WHAT NEEDS TO BE DONE ▸ Produce an exact copy of the lines from the line that contains "Read this page and output its text content." to the end of the listing below.

STORED ROWS ▸
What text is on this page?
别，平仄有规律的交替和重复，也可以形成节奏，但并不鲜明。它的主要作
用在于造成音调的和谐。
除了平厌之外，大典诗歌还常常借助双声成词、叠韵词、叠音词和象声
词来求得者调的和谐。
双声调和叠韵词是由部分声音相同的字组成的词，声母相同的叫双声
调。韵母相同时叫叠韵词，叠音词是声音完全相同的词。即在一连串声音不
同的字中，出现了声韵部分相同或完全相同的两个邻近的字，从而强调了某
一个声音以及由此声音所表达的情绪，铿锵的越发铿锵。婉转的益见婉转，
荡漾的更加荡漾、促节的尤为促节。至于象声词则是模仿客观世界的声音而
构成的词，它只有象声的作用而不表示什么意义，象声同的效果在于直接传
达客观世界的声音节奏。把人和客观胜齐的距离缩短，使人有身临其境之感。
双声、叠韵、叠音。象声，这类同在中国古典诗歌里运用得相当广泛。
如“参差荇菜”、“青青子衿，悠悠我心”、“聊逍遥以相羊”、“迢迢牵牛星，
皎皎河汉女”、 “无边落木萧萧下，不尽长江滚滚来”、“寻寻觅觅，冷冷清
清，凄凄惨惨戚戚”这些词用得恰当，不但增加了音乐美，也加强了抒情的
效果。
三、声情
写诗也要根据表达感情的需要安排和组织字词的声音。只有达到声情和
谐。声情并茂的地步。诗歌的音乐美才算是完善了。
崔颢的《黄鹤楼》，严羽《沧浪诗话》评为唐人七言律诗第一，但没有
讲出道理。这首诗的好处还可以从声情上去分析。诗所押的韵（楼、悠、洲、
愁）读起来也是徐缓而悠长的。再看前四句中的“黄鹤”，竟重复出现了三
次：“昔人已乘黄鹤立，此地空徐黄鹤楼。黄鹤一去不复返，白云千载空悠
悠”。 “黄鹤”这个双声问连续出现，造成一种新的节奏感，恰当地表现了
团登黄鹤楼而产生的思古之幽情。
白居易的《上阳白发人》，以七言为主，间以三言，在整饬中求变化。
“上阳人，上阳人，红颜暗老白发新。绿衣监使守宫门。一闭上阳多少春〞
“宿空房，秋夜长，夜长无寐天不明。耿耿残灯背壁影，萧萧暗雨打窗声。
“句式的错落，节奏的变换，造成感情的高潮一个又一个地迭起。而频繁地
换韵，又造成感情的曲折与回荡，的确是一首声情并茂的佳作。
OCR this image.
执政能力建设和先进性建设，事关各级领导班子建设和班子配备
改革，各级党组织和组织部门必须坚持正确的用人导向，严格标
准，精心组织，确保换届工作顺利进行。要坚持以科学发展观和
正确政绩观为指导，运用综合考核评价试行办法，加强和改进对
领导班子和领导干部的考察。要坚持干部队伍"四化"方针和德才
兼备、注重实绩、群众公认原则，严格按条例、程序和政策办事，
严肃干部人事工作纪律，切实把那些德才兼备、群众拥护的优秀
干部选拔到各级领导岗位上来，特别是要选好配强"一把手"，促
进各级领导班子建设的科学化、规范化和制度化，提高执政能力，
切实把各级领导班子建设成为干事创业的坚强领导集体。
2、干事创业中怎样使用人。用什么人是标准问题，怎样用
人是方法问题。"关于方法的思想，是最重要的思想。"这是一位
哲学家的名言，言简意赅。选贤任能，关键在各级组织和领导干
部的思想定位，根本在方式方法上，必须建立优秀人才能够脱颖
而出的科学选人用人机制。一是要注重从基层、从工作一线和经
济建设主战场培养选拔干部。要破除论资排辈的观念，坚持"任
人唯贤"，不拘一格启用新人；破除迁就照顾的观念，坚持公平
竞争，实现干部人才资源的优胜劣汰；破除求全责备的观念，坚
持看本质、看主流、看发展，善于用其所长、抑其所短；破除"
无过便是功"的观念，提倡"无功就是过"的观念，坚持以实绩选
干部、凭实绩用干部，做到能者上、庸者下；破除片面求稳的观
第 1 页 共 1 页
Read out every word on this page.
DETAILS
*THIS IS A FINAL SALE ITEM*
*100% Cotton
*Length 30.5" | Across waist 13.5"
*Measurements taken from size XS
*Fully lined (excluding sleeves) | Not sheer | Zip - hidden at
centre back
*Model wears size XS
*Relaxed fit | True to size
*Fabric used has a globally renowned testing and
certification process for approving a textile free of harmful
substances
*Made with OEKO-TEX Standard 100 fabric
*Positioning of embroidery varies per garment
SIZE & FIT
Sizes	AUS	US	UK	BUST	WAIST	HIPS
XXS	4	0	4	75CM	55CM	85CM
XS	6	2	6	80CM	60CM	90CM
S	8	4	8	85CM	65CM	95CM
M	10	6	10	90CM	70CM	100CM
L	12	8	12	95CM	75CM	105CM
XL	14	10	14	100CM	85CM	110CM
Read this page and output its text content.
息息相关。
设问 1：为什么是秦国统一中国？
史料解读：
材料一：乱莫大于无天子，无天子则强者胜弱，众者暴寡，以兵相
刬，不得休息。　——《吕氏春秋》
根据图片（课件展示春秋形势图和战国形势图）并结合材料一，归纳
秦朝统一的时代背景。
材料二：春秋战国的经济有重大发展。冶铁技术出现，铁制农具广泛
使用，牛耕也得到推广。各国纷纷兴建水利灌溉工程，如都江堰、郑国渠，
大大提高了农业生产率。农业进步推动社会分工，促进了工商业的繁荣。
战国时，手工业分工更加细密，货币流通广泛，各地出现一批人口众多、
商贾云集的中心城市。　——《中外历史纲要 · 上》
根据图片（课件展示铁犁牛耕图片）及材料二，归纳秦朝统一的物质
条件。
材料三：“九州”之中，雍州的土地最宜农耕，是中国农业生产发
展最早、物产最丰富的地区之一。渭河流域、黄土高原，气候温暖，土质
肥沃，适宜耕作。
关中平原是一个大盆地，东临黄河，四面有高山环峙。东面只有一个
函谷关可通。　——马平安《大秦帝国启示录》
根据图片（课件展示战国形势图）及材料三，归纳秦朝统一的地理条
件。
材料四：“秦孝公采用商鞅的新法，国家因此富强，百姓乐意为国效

EXERCISE RESPONSE ▸
Read this page and output its text content.
息息相关。
设问 1：为什么是秦国统一中国？
史料解读：
材料一：乱莫大于无天子，无天子则强者胜弱，众者暴寡，以兵相
刬，不得休息。　——《吕氏春秋》
根据图片（课件展示春秋形势图和战国形势图）并结合材料一，归纳
秦朝统一的时代背景。
材料二：春秋战国的经济有重大发展。冶铁技术出现，铁制农具广泛
使用，牛耕也得到推广。各国纷纷兴建水利灌溉工程，如都江堰、郑国渠，
大大提高了农业生产率。农业进步推动社会分工，促进了工商业的繁荣。
战国时，手工业分工更加细密，货币流通广泛，各地出现一批人口众多、
商贾云集的中心城市。　——《中外历史纲要 · 上》
根据图片（课件展示铁犁牛耕图片）及材料二，归纳秦朝统一的物质
条件。
材料三：“九州”之中，雍州的土地最宜农耕，是中国农业生产发
展最早、物产最丰富的地区之一。渭河流域、黄土高原，气候温暖，土质
肥沃，适宜耕作。
关中平原是一个大盆地，东临黄河，四面有高山环峙。东面只有一个
函谷关可通。　——马平安《大秦帝国启示录》
根据图片（课件展示战国形势图）及材料三，归纳秦朝统一的地理条
件。
材料四：“秦孝公采用商鞅的新法，国家因此富强，百姓乐意为国效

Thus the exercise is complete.